# Peninsula Sizes



## Lilyacre (Jul 11, 2020)

Does anyone know if I can find a list of the different peninsula sizes with pictures? I'm resetting and I need a peninsula that I can build my house on but it's difficult to tell from the maps. Is there only one peninsula big enough for a house or are there a few?


----------



## Sander (Jul 11, 2020)

I think it’s only one size on which you can place buildings. I selected that specific peninsula for the same reason. It’s this one!


----------



## justalittlemad (Jul 11, 2020)

I think there are only two sizes. A large and a small the same way the pier is. My first island had a short pier and long peninsula and my new one has a long pier but short peninsula.


----------



## Misha (Jul 11, 2020)

justalittlemad said:


> I think there are only two sizes. A large and a small the same way the pier is. My first island had a short pier and long peninsula and my new one has a long pier but short peninsula.


No, there are quite a few, although they get quite similar. I reset a lot when starting my game, because I was going for the biggest peninsula and I definitely saw at least 3 different ones, probably more like 5? The biggest one is recognisable because it is almost round, and I'm pretty sure it's the one Sander posted. It is somewhat hard to tell on maps, but I found that looking for a really "round" shape helped me a lot. I know on that one you can put a building (my house is there), but perhaps it would also fit on one a tiny bit smaller? You don't have much room though, even on this one.


----------



## justalittlemad (Jul 11, 2020)

Misha said:


> No, there are quite a few, although they get quite similar. I reset a lot when starting my game, because I was going for the biggest peninsula and I definitely saw at least 3 different ones, probably more like 5? The biggest one is recognisable because it is almost round, and I'm pretty sure it's the one Sander posted. It is somewhat hard to tell on maps, but I found that looking for a really "round" shape helped me a lot. I know on that one you can put a building (my house is there), but perhaps it would also fit on one a tiny bit smaller? You don't have much room though, even on this one.


_Really_!? I spent forever deciding on my new island and I only ever saw the two. ಠ~ಠ I was determined to get a specific airport color and got lucky. Finally got the right color and the plaza lines up with the airport enough to work. (◕‿◕✿)


----------



## Mary (Jul 11, 2020)

justalittlemad said:


> _Really_!? I spent forever deciding on my new island and I only ever saw the two. ಠ~ಠ I was determined to get a specific airport color and got lucky. Finally got the right color and the plaza lines up with the airport enough to work. (◕‿◕✿)


There are definitely more than two. Between my two islands, I have a skinny one that has no room for anything at all and barely counts, it’s like a tiny strip, and then one that’s big enough for the lighthouse but not big enough for a house


----------



## justalittlemad (Jul 11, 2020)

════════════════════

== Written task A ==
Return each line of the listing that contains the word "legend", matching case exactly.

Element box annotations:
════════════════════

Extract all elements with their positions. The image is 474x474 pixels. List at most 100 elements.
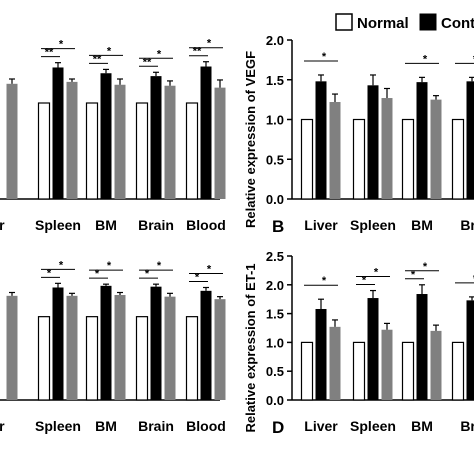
bar-brain-series-1 bbox=[135, 316, 149, 401]
chart-panel-d: 0.0 0.5 1.0 1.5 2.0 2.5 Relative expression of… bbox=[243, 249, 474, 437]
bar-bm-series-2 bbox=[100, 73, 112, 199]
x-tick-label: Spleen bbox=[35, 217, 81, 233]
significance-mark: * bbox=[145, 268, 150, 280]
significance-mark: * bbox=[207, 264, 212, 276]
significance-mark: * bbox=[59, 39, 64, 51]
y-tick-label: 0.0 bbox=[266, 192, 284, 207]
bar-bra-series-1 bbox=[451, 341, 465, 401]
bar-blood-series-1 bbox=[185, 102, 199, 200]
significance-mark: * bbox=[322, 275, 327, 287]
y-tick-label: 0.5 bbox=[266, 152, 284, 167]
bar-bm-series-3 bbox=[430, 99, 442, 199]
y-tick-label: 1.0 bbox=[266, 113, 284, 128]
bar-brain-series-3 bbox=[164, 85, 176, 199]
x-tick-label: Brain bbox=[138, 418, 174, 434]
bar-bm-series-2 bbox=[100, 285, 112, 400]
x-tick-label: Liver bbox=[304, 418, 338, 434]
significance-mark: * bbox=[59, 259, 64, 271]
legend-label-cont: Cont bbox=[441, 15, 474, 32]
bar-spleen-series-3 bbox=[66, 295, 78, 400]
chart-panel-b: 0.0 0.5 1.0 1.5 2.0 Relative expression of VE… bbox=[243, 33, 474, 236]
x-tick-label: Bra bbox=[460, 418, 474, 434]
significance-mark: ** bbox=[45, 47, 54, 59]
y-tick-label: 2.0 bbox=[266, 33, 284, 48]
bar-spleen-series-1 bbox=[352, 118, 366, 200]
significance-mark: * bbox=[374, 267, 379, 279]
x-tick-label: Bra bbox=[460, 217, 474, 233]
bar-spleen-series-2 bbox=[52, 287, 64, 400]
bar-bm-series-2 bbox=[416, 294, 428, 400]
bar-bm-series-3 bbox=[430, 330, 442, 400]
bar-liver-series-1 bbox=[300, 341, 314, 401]
panel-label: B bbox=[272, 217, 284, 236]
bar-blood-series-1 bbox=[185, 316, 199, 401]
bar-blood-series-2 bbox=[200, 290, 212, 400]
y-tick-label: 0.5 bbox=[266, 364, 284, 379]
bar-bm-series-3 bbox=[114, 295, 126, 400]
significance-mark: * bbox=[423, 53, 428, 65]
significance-mark: * bbox=[411, 269, 416, 281]
legend-swatch-normal bbox=[335, 13, 353, 31]
bar-liver-series-3 bbox=[329, 102, 341, 199]
bar-bra-series-1 bbox=[451, 118, 465, 200]
bar-brain-series-1 bbox=[135, 102, 149, 200]
bar-bm-series-1 bbox=[401, 341, 415, 401]
bar-spleen-series-1 bbox=[352, 341, 366, 401]
y-tick-label: 1.0 bbox=[266, 335, 284, 350]
significance-mark: * bbox=[362, 275, 367, 287]
bar-liver-series-2 bbox=[315, 81, 327, 199]
bar-blood-series-2 bbox=[200, 66, 212, 200]
y-axis-label: Relative expression of ET-1 bbox=[243, 263, 258, 432]
significance-mark: * bbox=[107, 260, 112, 272]
significance-mark: * bbox=[157, 260, 162, 272]
bar-brain-series-2 bbox=[150, 76, 162, 199]
x-tick-label: Spleen bbox=[35, 418, 81, 434]
significance-mark: * bbox=[195, 272, 200, 284]
x-tick-label: er bbox=[0, 217, 5, 233]
bar-er-series-3 bbox=[6, 83, 18, 199]
significance-mark: ** bbox=[143, 56, 152, 68]
significance-mark: * bbox=[473, 273, 474, 285]
y-tick-label: 0.0 bbox=[266, 393, 284, 408]
significance-mark: ** bbox=[193, 46, 202, 58]
legend: Normal Cont bbox=[335, 13, 474, 32]
bar-spleen-series-3 bbox=[66, 81, 78, 199]
significance-mark: * bbox=[322, 51, 327, 63]
y-axis-label: Relative expression of VEGF bbox=[243, 51, 258, 228]
y-tick-label: 1.5 bbox=[266, 307, 284, 322]
bar-bra-series-2 bbox=[466, 300, 474, 400]
y-tick-label: 1.5 bbox=[266, 73, 284, 88]
significance-mark: * bbox=[95, 268, 100, 280]
bar-bm-series-1 bbox=[401, 118, 415, 200]
significance-mark: * bbox=[157, 48, 162, 60]
x-tick-label: Brain bbox=[138, 217, 174, 233]
x-tick-label: Spleen bbox=[350, 418, 396, 434]
bar-liver-series-2 bbox=[315, 308, 327, 400]
significance-mark: * bbox=[207, 38, 212, 50]
x-tick-label: BM bbox=[411, 418, 433, 434]
bar-spleen-series-2 bbox=[367, 85, 379, 199]
bar-bm-series-1 bbox=[85, 316, 99, 401]
x-tick-label: Blood bbox=[186, 217, 226, 233]
bar-er-series-3 bbox=[6, 295, 18, 400]
x-tick-label: Blood bbox=[186, 418, 226, 434]
bar-bm-series-3 bbox=[114, 84, 126, 199]
legend-swatch-cont bbox=[419, 13, 437, 31]
bar-bm-series-1 bbox=[85, 102, 99, 200]
x-tick-label: BM bbox=[95, 217, 117, 233]
x-tick-label: er bbox=[0, 418, 5, 434]
x-tick-label: BM bbox=[95, 418, 117, 434]
significance-mark: * bbox=[423, 261, 428, 273]
bar-spleen-series-3 bbox=[381, 329, 393, 400]
bar-bm-series-2 bbox=[416, 82, 428, 199]
bar-spleen-series-2 bbox=[367, 298, 379, 400]
bar-bra-series-2 bbox=[466, 81, 474, 199]
bar-spleen-series-2 bbox=[52, 67, 64, 199]
bar-brain-series-2 bbox=[150, 286, 162, 400]
x-tick-label: BM bbox=[411, 217, 433, 233]
x-tick-label: Spleen bbox=[350, 217, 396, 233]
bar-brain-series-3 bbox=[164, 296, 176, 400]
x-tick-label: Liver bbox=[304, 217, 338, 233]
bar-spleen-series-1 bbox=[37, 316, 51, 401]
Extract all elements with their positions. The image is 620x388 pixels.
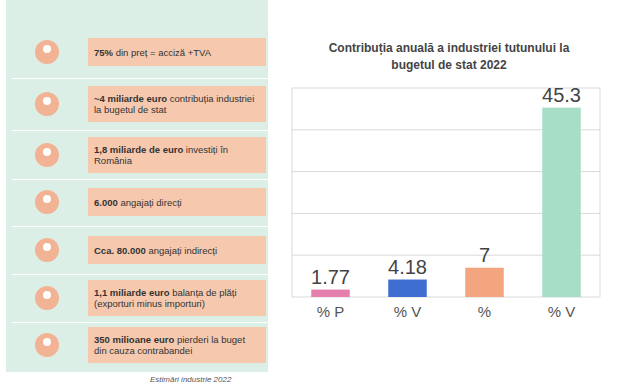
icon-detail [43,97,51,105]
item-text: angajați direcți [118,197,182,208]
info-item: Cca. 80.000 angajați indirecți [88,236,266,264]
item-strong: 6.000 [94,197,118,208]
icon [35,143,59,167]
category-label: % V [548,303,576,320]
category-label: % [478,303,491,320]
info-item: 75% din preț = acciză +TVA [88,38,266,66]
data-label: 7 [479,244,490,266]
icon [35,190,59,214]
icon [35,92,59,116]
info-item: ~4 miliarde euro contribuția industriei … [88,86,266,122]
icon-detail [43,148,51,156]
info-item: 1,8 miliarde de euro investiți în Români… [88,137,266,173]
icon-detail [43,291,51,299]
item-strong: 1,8 miliarde de euro [94,144,183,155]
icon [35,286,59,310]
data-label: 4.18 [388,256,427,278]
bar [388,280,427,297]
source-note: Estimări industrie 2022 [150,375,231,384]
chart: 1.77 % P 4.18 % V 7% 45.3 % V [0,0,620,388]
item-strong: ~4 miliarde euro [94,93,167,104]
data-label: 45.3 [542,84,581,106]
item-strong: 1,1 miliarde euro [94,287,170,298]
icon-detail [43,195,51,203]
info-item: 1,1 miliarde euro balanța de plăți (expo… [88,280,266,316]
bar [465,268,504,297]
icon-detail [43,338,51,346]
icon-detail [43,243,51,251]
separator [12,226,268,227]
info-item: 6.000 angajați direcți [88,188,266,216]
data-label: 1.77 [311,266,350,288]
item-text: din preț = acciză +TVA [113,47,211,58]
item-strong: 75% [94,47,113,58]
category-label: % P [317,303,345,320]
icon-detail [43,45,51,53]
bar [311,290,350,297]
frame-line [600,88,601,297]
info-panel: 75% din preț = acciză +TVA ~4 miliarde eu… [6,0,268,372]
info-item: 350 milioane euro pierderi la buget din … [88,327,266,363]
bar [542,108,581,297]
item-strong: 350 milioane euro [94,334,174,345]
separator [12,78,268,79]
separator [12,274,268,275]
separator [12,179,268,180]
axis-line [292,88,293,297]
bars [311,108,581,297]
separator [12,322,268,323]
item-text: angajați indirecți [146,245,217,256]
category-label: % V [394,303,422,320]
separator [12,130,268,131]
icon [35,333,59,357]
icon [35,40,59,64]
chart-title: Contribuția anuală a industriei tutunulu… [318,40,580,74]
icon [35,238,59,262]
item-strong: Cca. 80.000 [94,245,146,256]
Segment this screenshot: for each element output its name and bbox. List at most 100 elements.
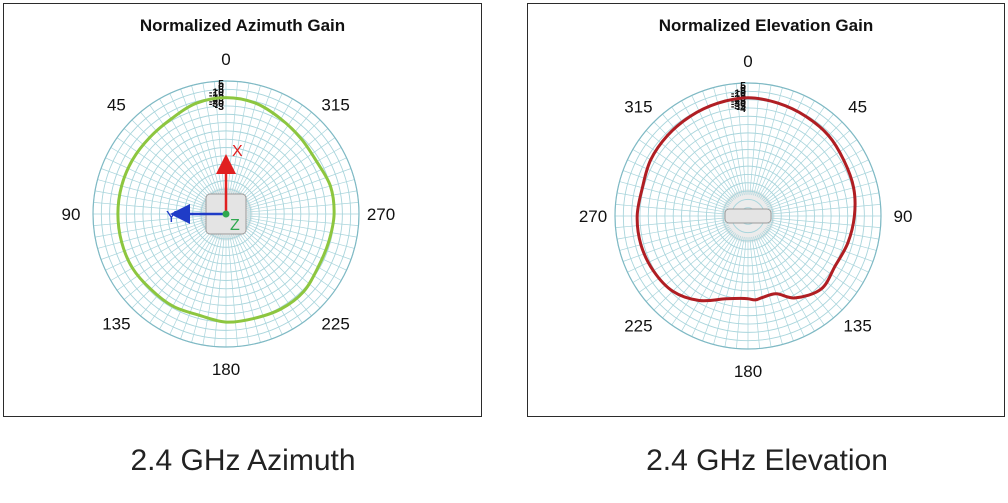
grid-spoke — [753, 87, 783, 196]
grid-spoke — [724, 236, 745, 348]
radial-tick-label: -4 — [737, 103, 746, 115]
grid-spoke — [246, 219, 355, 249]
grid-spoke — [765, 227, 858, 293]
grid-spoke — [768, 219, 880, 240]
grid-spoke — [239, 230, 312, 317]
grid-spoke — [169, 93, 218, 195]
angle-label: 135 — [102, 315, 130, 334]
grid-spoke — [242, 227, 329, 300]
grid-spoke — [768, 192, 880, 213]
grid-spoke — [768, 221, 877, 251]
grid-spoke — [245, 222, 347, 271]
grid-spoke — [244, 147, 342, 204]
grid-spoke — [110, 224, 208, 281]
angle-label: 180 — [212, 360, 240, 379]
grid-spoke — [754, 90, 794, 197]
grid-spoke — [244, 224, 342, 281]
elevation-polar-plot: 50-5-10-15-20-25-30-35-40459013518022527… — [579, 52, 913, 381]
grid-spoke — [100, 168, 207, 208]
angle-label: 45 — [848, 97, 867, 116]
grid-spoke — [713, 236, 743, 345]
radial-tick-label: -3 — [215, 101, 224, 113]
grid-spoke — [214, 81, 225, 193]
grid-spoke — [761, 232, 834, 319]
grid-spoke — [236, 98, 293, 196]
angle-label: 315 — [624, 97, 652, 116]
grid-spoke — [116, 137, 209, 203]
angle-label: 135 — [843, 317, 871, 336]
grid-spoke — [764, 229, 851, 302]
grid-spoke — [766, 226, 864, 283]
grid-spoke — [619, 221, 728, 251]
grid-spoke — [754, 235, 794, 342]
angle-label: 180 — [734, 362, 762, 381]
grid-spoke — [243, 225, 336, 291]
radial-tick-label: -5 — [215, 84, 224, 96]
grid-spoke — [751, 236, 772, 348]
grid-spoke — [149, 231, 215, 324]
grid-spoke — [231, 234, 261, 343]
grid-spoke — [234, 93, 283, 195]
grid-spoke — [116, 225, 209, 291]
grid-spoke — [736, 237, 747, 349]
grid-spoke — [140, 111, 213, 198]
grid-spoke — [105, 157, 207, 206]
grid-spoke — [234, 233, 283, 335]
grid-spoke — [653, 230, 734, 311]
elevation-chart-title: Normalized Elevation Gain — [658, 16, 874, 35]
grid-spoke — [247, 215, 359, 226]
angle-label: 0 — [221, 50, 230, 69]
angle-label: 270 — [367, 205, 395, 224]
radial-tick-label: 0 — [218, 81, 224, 93]
grid-spoke — [149, 104, 215, 197]
grid-spoke — [671, 233, 737, 326]
grid-spoke — [616, 219, 728, 240]
gain-series-line — [635, 96, 857, 303]
grid-spoke — [713, 87, 743, 196]
z-axis-dot — [222, 210, 230, 218]
grid-spoke — [767, 222, 874, 262]
grid-spoke — [622, 222, 729, 262]
grid-spoke — [159, 98, 216, 196]
radial-tick-label: -35 — [731, 100, 746, 112]
grid-spoke — [616, 192, 728, 213]
grid-spoke — [619, 181, 728, 211]
grid-spoke — [761, 113, 834, 200]
center-device — [724, 208, 772, 224]
gain-series-line — [116, 96, 336, 324]
radial-tick-label: -30 — [731, 98, 746, 110]
grid-spoke — [632, 226, 730, 283]
grid-spoke — [681, 234, 738, 332]
grid-spoke — [638, 227, 731, 293]
outer-ring — [614, 82, 882, 350]
grid-spoke — [691, 235, 740, 337]
grid-spoke — [759, 233, 825, 326]
grid-spoke — [758, 234, 815, 332]
radial-tick-label: -10 — [209, 87, 224, 99]
grid-spoke — [105, 222, 207, 271]
angle-label: 270 — [579, 207, 607, 226]
grid-spoke — [751, 84, 772, 196]
grid-spoke — [240, 228, 321, 309]
grid-spoke — [724, 84, 745, 196]
grid-spoke — [214, 235, 225, 347]
angle-label: 45 — [107, 95, 126, 114]
grid-spoke — [762, 230, 843, 311]
grid-spoke — [765, 139, 858, 205]
radial-tick-label: -30 — [209, 98, 224, 110]
grid-spoke — [159, 232, 216, 330]
angle-label: 0 — [743, 52, 752, 71]
grid-spoke — [100, 220, 207, 260]
grid-spoke — [239, 111, 312, 198]
grid-spoke — [243, 137, 336, 203]
grid-spoke — [202, 234, 223, 346]
radial-tick-label: 5 — [218, 78, 224, 90]
grid-spoke — [767, 224, 869, 273]
grid-spoke — [245, 157, 347, 206]
grid-spoke — [768, 181, 877, 211]
grid-spoke — [753, 236, 783, 345]
grid-spoke — [662, 232, 735, 319]
grid-spoke — [247, 202, 359, 213]
grid-spoke — [662, 113, 735, 200]
grid-spoke — [645, 229, 732, 302]
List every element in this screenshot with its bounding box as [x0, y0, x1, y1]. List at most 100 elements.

════════════════════

== Written task B ==
Rewrite the forum thread about peninsula sizes from "## Lilyacre (Jul" to "It’s this one!", switching "house" to "cottage".

== Response A ==
legend-label-cont: Cont bbox=[441, 15, 474, 32]
legend-swatch-normal bbox=[335, 13, 353, 31]
legend: Normal Cont bbox=[335, 13, 474, 32]
legend-swatch-cont bbox=[419, 13, 437, 31]

== Response B ==
## Lilyacre (Jul 11, 2020)

Does anyone know if I can find a list of the different peninsula sizes with pictures? I'm resetting and I need a peninsula that I can build my cottage on but it's difficult to tell from the maps. Is there only one peninsula big enough for a cottage or are there a few?


----------



## Sander (Jul 11, 2020)

I think it’s only one size on which you can place buildings. I selected that specific peninsula for the same reason. It’s this one!